-- Opening Marker --

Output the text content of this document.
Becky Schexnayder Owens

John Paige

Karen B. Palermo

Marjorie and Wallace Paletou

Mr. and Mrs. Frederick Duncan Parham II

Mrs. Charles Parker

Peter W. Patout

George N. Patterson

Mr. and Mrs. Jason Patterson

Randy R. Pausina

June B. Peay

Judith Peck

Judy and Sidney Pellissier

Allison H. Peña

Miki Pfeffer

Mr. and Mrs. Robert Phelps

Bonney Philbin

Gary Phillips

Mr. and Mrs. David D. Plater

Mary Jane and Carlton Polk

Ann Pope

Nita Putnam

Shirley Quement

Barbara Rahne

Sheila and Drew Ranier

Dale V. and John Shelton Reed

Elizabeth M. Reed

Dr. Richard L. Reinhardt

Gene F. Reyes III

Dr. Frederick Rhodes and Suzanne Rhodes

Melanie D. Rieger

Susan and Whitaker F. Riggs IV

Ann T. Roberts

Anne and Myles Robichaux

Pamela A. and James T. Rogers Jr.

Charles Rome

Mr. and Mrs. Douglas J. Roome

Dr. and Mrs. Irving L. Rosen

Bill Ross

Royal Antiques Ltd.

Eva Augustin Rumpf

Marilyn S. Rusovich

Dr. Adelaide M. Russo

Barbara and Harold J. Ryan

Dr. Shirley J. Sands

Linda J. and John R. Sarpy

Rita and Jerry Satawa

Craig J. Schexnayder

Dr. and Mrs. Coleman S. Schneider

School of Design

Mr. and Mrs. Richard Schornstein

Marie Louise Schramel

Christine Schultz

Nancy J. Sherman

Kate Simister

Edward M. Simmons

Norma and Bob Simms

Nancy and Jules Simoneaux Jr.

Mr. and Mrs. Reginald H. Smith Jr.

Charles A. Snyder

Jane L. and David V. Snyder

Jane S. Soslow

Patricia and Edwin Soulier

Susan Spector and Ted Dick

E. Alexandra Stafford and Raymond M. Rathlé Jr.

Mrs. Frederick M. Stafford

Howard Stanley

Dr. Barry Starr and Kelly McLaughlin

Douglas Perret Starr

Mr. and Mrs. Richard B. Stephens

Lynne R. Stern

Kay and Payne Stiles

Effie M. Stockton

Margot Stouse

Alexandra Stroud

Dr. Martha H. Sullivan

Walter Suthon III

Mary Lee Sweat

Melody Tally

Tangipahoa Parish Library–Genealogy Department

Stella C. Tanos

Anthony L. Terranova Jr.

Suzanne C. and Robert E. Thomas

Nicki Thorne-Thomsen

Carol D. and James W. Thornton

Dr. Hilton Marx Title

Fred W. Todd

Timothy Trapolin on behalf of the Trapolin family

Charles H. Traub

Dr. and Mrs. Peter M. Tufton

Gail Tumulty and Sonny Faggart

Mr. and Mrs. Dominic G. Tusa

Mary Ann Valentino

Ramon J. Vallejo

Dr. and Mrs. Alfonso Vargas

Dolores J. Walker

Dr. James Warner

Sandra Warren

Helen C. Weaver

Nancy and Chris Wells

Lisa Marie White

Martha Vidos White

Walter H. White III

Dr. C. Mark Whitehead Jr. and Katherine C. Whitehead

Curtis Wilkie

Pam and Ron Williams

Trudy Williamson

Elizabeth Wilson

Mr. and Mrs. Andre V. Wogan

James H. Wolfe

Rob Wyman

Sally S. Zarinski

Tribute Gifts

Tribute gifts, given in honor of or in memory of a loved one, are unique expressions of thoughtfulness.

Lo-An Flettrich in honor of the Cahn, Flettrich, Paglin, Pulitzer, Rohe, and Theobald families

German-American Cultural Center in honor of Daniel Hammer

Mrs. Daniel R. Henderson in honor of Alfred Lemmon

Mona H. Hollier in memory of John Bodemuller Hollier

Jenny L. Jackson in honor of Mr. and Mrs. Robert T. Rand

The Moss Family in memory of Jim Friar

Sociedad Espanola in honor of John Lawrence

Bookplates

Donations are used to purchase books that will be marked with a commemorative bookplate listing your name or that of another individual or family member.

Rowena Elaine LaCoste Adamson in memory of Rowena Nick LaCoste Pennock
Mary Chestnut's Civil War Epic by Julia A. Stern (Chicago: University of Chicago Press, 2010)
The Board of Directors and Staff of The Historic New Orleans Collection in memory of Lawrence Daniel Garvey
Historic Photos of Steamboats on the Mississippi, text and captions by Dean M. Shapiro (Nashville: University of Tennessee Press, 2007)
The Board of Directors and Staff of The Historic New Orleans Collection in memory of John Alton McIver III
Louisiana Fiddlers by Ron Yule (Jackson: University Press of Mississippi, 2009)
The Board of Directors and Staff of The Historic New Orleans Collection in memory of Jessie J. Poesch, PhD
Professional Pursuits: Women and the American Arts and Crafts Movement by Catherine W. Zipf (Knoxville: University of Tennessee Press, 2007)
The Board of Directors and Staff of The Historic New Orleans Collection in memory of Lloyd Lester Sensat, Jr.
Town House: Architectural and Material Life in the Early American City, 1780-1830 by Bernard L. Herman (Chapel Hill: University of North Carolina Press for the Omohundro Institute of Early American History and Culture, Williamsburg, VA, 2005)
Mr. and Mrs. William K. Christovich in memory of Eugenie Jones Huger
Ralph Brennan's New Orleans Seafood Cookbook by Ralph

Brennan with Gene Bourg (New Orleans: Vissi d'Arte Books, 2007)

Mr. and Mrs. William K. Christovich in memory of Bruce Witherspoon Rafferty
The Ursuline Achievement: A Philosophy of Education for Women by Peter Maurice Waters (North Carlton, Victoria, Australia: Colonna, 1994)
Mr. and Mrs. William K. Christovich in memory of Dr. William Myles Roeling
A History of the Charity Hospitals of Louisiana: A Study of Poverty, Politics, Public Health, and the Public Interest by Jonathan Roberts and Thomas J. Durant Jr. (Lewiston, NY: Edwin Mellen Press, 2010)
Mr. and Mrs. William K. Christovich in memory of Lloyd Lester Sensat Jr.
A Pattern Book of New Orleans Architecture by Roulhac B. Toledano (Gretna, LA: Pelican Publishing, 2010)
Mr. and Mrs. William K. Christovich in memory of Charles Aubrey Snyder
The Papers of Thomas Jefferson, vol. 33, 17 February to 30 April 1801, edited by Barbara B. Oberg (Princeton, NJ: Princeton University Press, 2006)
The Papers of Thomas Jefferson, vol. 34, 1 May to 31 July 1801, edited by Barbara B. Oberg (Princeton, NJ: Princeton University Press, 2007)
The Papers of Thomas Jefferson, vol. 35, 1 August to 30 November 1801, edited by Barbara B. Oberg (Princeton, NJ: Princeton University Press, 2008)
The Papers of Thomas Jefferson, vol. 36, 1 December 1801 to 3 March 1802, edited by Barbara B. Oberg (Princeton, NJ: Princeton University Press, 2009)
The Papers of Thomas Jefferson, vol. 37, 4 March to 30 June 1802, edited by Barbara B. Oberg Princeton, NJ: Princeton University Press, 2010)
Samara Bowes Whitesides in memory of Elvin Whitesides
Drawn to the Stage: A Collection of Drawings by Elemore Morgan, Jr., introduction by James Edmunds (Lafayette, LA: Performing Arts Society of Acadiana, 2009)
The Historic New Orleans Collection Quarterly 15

-- Closing Marker --

**What you have to do**.
Across all the entries, count the lines that contain the word "honor" and give the number by itself.

**Answer to this task**.
6